**Task details:** Transcribe the data in full and exactly, omitting any pictures.

**Material:**
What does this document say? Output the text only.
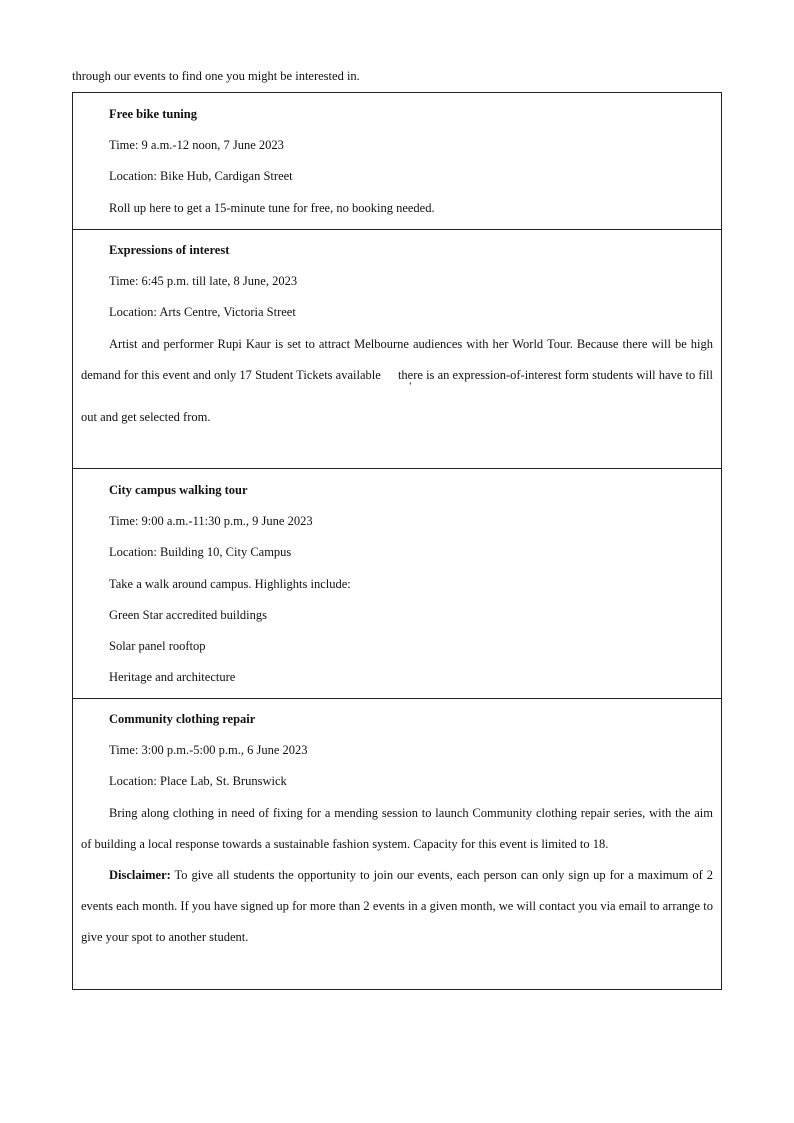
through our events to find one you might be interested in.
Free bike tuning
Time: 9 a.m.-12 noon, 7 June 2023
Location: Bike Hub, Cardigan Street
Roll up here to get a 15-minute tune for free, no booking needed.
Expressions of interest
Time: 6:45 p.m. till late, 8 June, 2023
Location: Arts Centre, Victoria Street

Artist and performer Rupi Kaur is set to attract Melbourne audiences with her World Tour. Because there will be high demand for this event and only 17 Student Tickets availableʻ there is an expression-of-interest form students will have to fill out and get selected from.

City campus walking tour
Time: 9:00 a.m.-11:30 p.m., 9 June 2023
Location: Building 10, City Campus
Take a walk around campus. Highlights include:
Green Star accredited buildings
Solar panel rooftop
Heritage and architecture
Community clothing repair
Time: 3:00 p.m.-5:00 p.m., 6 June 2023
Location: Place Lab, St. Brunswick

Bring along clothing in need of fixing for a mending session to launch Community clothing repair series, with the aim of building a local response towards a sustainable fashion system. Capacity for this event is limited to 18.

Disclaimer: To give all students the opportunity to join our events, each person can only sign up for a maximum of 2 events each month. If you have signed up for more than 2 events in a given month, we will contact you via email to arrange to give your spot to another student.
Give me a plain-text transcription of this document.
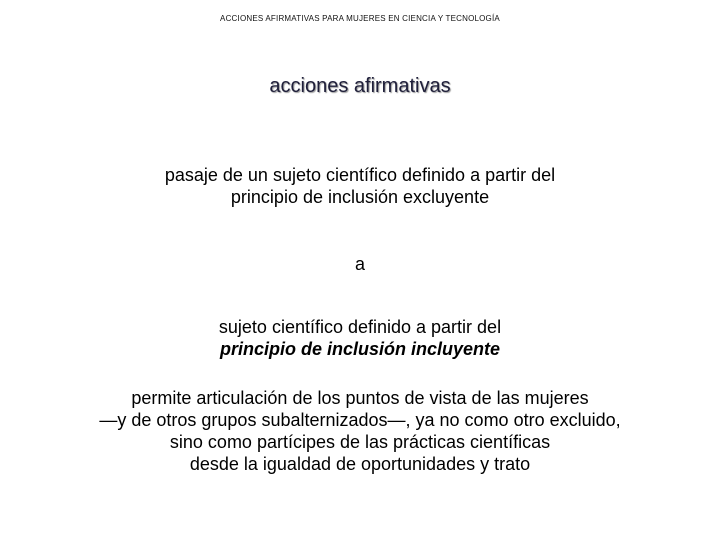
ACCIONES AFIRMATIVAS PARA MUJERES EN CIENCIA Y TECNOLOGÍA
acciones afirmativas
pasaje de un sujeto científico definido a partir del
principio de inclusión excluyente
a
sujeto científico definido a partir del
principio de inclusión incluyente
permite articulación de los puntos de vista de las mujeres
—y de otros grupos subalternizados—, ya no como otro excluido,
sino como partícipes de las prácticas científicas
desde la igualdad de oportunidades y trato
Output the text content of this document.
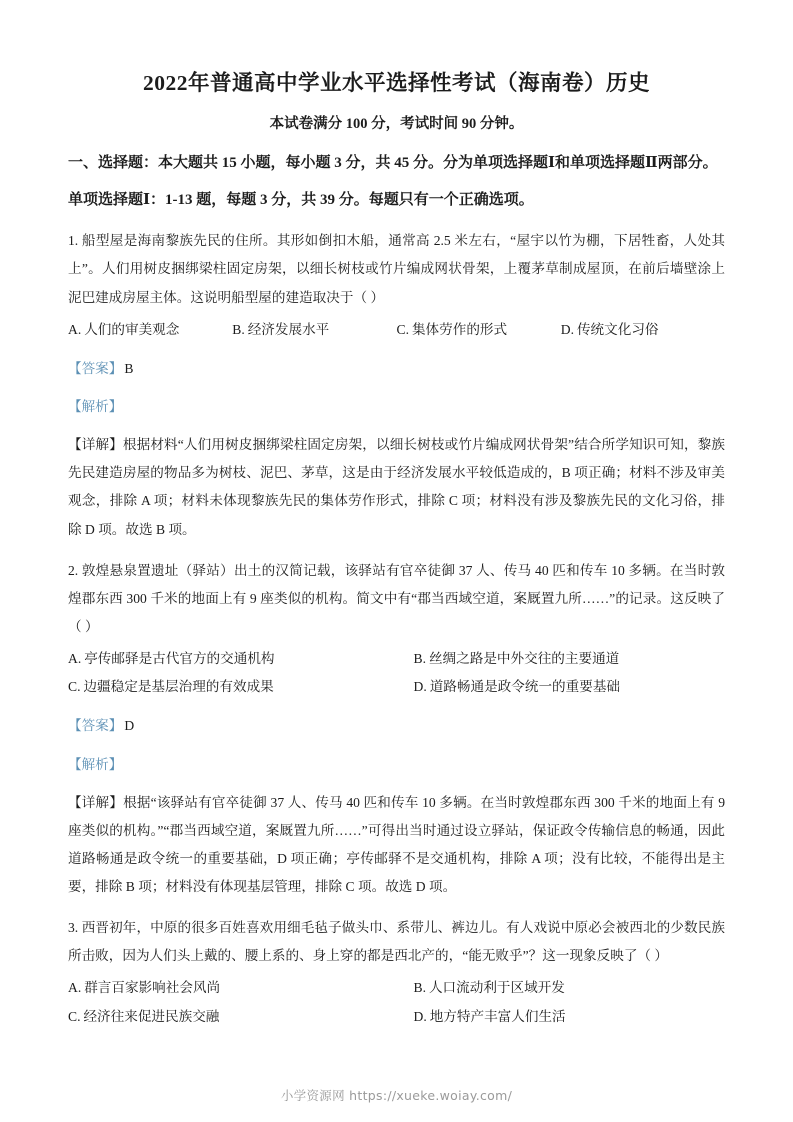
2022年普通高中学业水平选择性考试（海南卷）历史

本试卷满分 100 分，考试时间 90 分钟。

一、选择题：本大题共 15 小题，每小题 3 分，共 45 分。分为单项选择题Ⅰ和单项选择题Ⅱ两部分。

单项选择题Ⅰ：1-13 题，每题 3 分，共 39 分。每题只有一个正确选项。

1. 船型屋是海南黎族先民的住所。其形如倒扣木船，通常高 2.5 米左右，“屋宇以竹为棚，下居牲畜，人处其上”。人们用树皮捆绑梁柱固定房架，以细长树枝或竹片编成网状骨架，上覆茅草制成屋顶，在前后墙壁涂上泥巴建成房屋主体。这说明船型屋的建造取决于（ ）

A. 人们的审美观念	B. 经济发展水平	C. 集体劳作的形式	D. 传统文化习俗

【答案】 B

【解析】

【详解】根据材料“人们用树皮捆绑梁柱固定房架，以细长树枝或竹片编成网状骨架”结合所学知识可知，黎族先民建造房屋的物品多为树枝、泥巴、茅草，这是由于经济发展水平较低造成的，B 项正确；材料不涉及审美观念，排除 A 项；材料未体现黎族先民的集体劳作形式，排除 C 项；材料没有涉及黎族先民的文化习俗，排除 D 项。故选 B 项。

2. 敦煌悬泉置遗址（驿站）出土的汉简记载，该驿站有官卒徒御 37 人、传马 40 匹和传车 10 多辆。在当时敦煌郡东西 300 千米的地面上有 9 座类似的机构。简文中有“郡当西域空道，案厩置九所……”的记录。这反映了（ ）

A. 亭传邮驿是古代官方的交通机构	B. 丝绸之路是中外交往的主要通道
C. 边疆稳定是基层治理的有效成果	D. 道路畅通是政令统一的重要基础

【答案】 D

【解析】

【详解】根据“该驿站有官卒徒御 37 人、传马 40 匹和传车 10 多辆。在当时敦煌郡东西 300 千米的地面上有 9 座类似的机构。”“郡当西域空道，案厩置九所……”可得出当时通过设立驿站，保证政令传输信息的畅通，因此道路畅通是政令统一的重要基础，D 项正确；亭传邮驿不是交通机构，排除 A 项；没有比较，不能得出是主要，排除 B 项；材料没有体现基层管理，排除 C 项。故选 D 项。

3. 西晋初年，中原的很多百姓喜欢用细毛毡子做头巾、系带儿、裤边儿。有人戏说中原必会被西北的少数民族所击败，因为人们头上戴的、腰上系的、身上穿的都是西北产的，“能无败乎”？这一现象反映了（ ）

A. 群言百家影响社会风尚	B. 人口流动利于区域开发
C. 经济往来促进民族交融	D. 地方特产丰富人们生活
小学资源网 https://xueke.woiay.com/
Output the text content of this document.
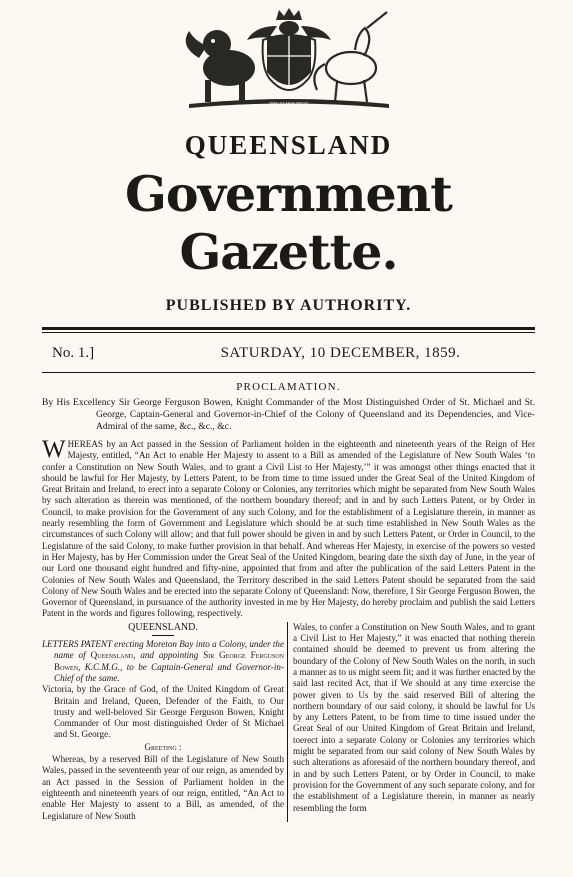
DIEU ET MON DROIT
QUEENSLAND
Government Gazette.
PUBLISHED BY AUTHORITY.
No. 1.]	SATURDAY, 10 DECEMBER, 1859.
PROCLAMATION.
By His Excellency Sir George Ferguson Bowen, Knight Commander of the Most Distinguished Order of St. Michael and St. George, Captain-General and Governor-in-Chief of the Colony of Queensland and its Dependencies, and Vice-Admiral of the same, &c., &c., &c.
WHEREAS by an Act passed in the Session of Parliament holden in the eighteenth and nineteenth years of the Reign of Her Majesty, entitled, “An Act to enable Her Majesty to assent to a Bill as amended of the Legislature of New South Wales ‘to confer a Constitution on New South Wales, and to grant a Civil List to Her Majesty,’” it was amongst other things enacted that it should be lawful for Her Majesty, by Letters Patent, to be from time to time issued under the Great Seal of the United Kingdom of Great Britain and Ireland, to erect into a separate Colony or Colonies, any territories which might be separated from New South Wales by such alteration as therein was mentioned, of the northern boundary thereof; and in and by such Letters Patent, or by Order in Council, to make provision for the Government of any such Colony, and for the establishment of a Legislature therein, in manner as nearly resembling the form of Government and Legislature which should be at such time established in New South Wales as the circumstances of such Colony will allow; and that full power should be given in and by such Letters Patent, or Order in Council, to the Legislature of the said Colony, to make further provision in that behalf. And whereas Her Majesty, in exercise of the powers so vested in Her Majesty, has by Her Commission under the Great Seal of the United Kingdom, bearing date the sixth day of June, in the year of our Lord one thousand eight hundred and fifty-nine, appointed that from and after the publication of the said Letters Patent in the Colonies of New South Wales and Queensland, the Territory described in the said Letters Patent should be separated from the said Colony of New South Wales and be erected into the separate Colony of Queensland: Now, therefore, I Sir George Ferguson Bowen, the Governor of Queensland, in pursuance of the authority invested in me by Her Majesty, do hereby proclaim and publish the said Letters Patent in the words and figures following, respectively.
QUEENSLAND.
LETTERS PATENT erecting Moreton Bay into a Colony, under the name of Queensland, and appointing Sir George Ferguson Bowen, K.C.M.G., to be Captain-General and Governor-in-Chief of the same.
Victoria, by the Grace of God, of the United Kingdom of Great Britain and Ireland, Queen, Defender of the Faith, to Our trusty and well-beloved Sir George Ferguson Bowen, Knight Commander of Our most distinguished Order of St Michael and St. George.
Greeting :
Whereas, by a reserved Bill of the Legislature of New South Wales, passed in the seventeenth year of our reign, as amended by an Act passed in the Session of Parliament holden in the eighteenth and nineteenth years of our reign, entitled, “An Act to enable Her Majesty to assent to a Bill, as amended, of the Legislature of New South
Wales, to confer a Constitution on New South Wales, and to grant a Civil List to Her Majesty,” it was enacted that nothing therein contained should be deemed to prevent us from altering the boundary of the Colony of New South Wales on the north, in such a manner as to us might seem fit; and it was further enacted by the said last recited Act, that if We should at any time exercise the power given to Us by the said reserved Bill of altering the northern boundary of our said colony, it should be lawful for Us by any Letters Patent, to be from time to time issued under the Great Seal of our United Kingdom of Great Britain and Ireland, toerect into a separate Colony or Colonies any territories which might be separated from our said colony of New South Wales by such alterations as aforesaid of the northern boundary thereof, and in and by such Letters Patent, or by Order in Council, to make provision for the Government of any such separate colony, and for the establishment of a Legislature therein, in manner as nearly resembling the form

**Exercise output:**
What does this document say? Output the text only.
through our events to find one you might be interested in.
Free bike tuning
Time: 9 a.m.-12 noon, 7 June 2023
Location: Bike Hub, Cardigan Street
Roll up here to get a 15-minute tune for free, no booking needed.
Expressions of interest
Time: 6:45 p.m. till late, 8 June, 2023
Location: Arts Centre, Victoria Street

Artist and performer Rupi Kaur is set to attract Melbourne audiences with her World Tour. Because there will be high demand for this event and only 17 Student Tickets availableʻ there is an expression-of-interest form students will have to fill out and get selected from.

City campus walking tour
Time: 9:00 a.m.-11:30 p.m., 9 June 2023
Location: Building 10, City Campus
Take a walk around campus. Highlights include:
Green Star accredited buildings
Solar panel rooftop
Heritage and architecture
Community clothing repair
Time: 3:00 p.m.-5:00 p.m., 6 June 2023
Location: Place Lab, St. Brunswick

Bring along clothing in need of fixing for a mending session to launch Community clothing repair series, with the aim of building a local response towards a sustainable fashion system. Capacity for this event is limited to 18.

Disclaimer: To give all students the opportunity to join our events, each person can only sign up for a maximum of 2 events each month. If you have signed up for more than 2 events in a given month, we will contact you via email to arrange to give your spot to another student.
Give me a plain-text transcription of this document.
ACCIONES AFIRMATIVAS PARA MUJERES EN CIENCIA Y TECNOLOGÍA
acciones afirmativas
pasaje de un sujeto científico definido a partir del
principio de inclusión excluyente
a
sujeto científico definido a partir del
principio de inclusión incluyente
permite articulación de los puntos de vista de las mujeres
—y de otros grupos subalternizados—, ya no como otro excluido,
sino como partícipes de las prácticas científicas
desde la igualdad de oportunidades y trato
Output the text content of this document.
2022年普通高中学业水平选择性考试（海南卷）历史

本试卷满分 100 分，考试时间 90 分钟。

一、选择题：本大题共 15 小题，每小题 3 分，共 45 分。分为单项选择题Ⅰ和单项选择题Ⅱ两部分。

单项选择题Ⅰ：1-13 题，每题 3 分，共 39 分。每题只有一个正确选项。

1. 船型屋是海南黎族先民的住所。其形如倒扣木船，通常高 2.5 米左右，“屋宇以竹为棚，下居牲畜，人处其上”。人们用树皮捆绑梁柱固定房架，以细长树枝或竹片编成网状骨架，上覆茅草制成屋顶，在前后墙壁涂上泥巴建成房屋主体。这说明船型屋的建造取决于（ ）

A. 人们的审美观念	B. 经济发展水平	C. 集体劳作的形式	D. 传统文化习俗

【答案】 B

【解析】

【详解】根据材料“人们用树皮捆绑梁柱固定房架，以细长树枝或竹片编成网状骨架”结合所学知识可知，黎族先民建造房屋的物品多为树枝、泥巴、茅草，这是由于经济发展水平较低造成的，B 项正确；材料不涉及审美观念，排除 A 项；材料未体现黎族先民的集体劳作形式，排除 C 项；材料没有涉及黎族先民的文化习俗，排除 D 项。故选 B 项。

2. 敦煌悬泉置遗址（驿站）出土的汉简记载，该驿站有官卒徒御 37 人、传马 40 匹和传车 10 多辆。在当时敦煌郡东西 300 千米的地面上有 9 座类似的机构。简文中有“郡当西域空道，案厩置九所……”的记录。这反映了（ ）

A. 亭传邮驿是古代官方的交通机构	B. 丝绸之路是中外交往的主要通道
C. 边疆稳定是基层治理的有效成果	D. 道路畅通是政令统一的重要基础

【答案】 D

【解析】

【详解】根据“该驿站有官卒徒御 37 人、传马 40 匹和传车 10 多辆。在当时敦煌郡东西 300 千米的地面上有 9 座类似的机构。”“郡当西域空道，案厩置九所……”可得出当时通过设立驿站，保证政令传输信息的畅通，因此道路畅通是政令统一的重要基础，D 项正确；亭传邮驿不是交通机构，排除 A 项；没有比较，不能得出是主要，排除 B 项；材料没有体现基层管理，排除 C 项。故选 D 项。

3. 西晋初年，中原的很多百姓喜欢用细毛毡子做头巾、系带儿、裤边儿。有人戏说中原必会被西北的少数民族所击败，因为人们头上戴的、腰上系的、身上穿的都是西北产的，“能无败乎”？这一现象反映了（ ）

A. 群言百家影响社会风尚	B. 人口流动利于区域开发
C. 经济往来促进民族交融	D. 地方特产丰富人们生活
小学资源网 https://xueke.woiay.com/
Output the text content of this document.
DIEU ET MON DROIT
QUEENSLAND
Government Gazette.
PUBLISHED BY AUTHORITY.
No. 1.]	SATURDAY, 10 DECEMBER, 1859.
PROCLAMATION.
By His Excellency Sir George Ferguson Bowen, Knight Commander of the Most Distinguished Order of St. Michael and St. George, Captain-General and Governor-in-Chief of the Colony of Queensland and its Dependencies, and Vice-Admiral of the same, &c., &c., &c.
WHEREAS by an Act passed in the Session of Parliament holden in the eighteenth and nineteenth years of the Reign of Her Majesty, entitled, “An Act to enable Her Majesty to assent to a Bill as amended of the Legislature of New South Wales ‘to confer a Constitution on New South Wales, and to grant a Civil List to Her Majesty,’” it was amongst other things enacted that it should be lawful for Her Majesty, by Letters Patent, to be from time to time issued under the Great Seal of the United Kingdom of Great Britain and Ireland, to erect into a separate Colony or Colonies, any territories which might be separated from New South Wales by such alteration as therein was mentioned, of the northern boundary thereof; and in and by such Letters Patent, or by Order in Council, to make provision for the Government of any such Colony, and for the establishment of a Legislature therein, in manner as nearly resembling the form of Government and Legislature which should be at such time established in New South Wales as the circumstances of such Colony will allow; and that full power should be given in and by such Letters Patent, or Order in Council, to the Legislature of the said Colony, to make further provision in that behalf. And whereas Her Majesty, in exercise of the powers so vested in Her Majesty, has by Her Commission under the Great Seal of the United Kingdom, bearing date the sixth day of June, in the year of our Lord one thousand eight hundred and fifty-nine, appointed that from and after the publication of the said Letters Patent in the Colonies of New South Wales and Queensland, the Territory described in the said Letters Patent should be separated from the said Colony of New South Wales and be erected into the separate Colony of Queensland: Now, therefore, I Sir George Ferguson Bowen, the Governor of Queensland, in pursuance of the authority invested in me by Her Majesty, do hereby proclaim and publish the said Letters Patent in the words and figures following, respectively.
QUEENSLAND.
LETTERS PATENT erecting Moreton Bay into a Colony, under the name of Queensland, and appointing Sir George Ferguson Bowen, K.C.M.G., to be Captain-General and Governor-in-Chief of the same.
Victoria, by the Grace of God, of the United Kingdom of Great Britain and Ireland, Queen, Defender of the Faith, to Our trusty and well-beloved Sir George Ferguson Bowen, Knight Commander of Our most distinguished Order of St Michael and St. George.
Greeting :
Whereas, by a reserved Bill of the Legislature of New South Wales, passed in the seventeenth year of our reign, as amended by an Act passed in the Session of Parliament holden in the eighteenth and nineteenth years of our reign, entitled, “An Act to enable Her Majesty to assent to a Bill, as amended, of the Legislature of New South
Wales, to confer a Constitution on New South Wales, and to grant a Civil List to Her Majesty,” it was enacted that nothing therein contained should be deemed to prevent us from altering the boundary of the Colony of New South Wales on the north, in such a manner as to us might seem fit; and it was further enacted by the said last recited Act, that if We should at any time exercise the power given to Us by the said reserved Bill of altering the northern boundary of our said colony, it should be lawful for Us by any Letters Patent, to be from time to time issued under the Great Seal of our United Kingdom of Great Britain and Ireland, toerect into a separate Colony or Colonies any territories which might be separated from our said colony of New South Wales by such alterations as aforesaid of the northern boundary thereof, and in and by such Letters Patent, or by Order in Council, to make provision for the Government of any such separate colony, and for the establishment of a Legislature therein, in manner as nearly resembling the form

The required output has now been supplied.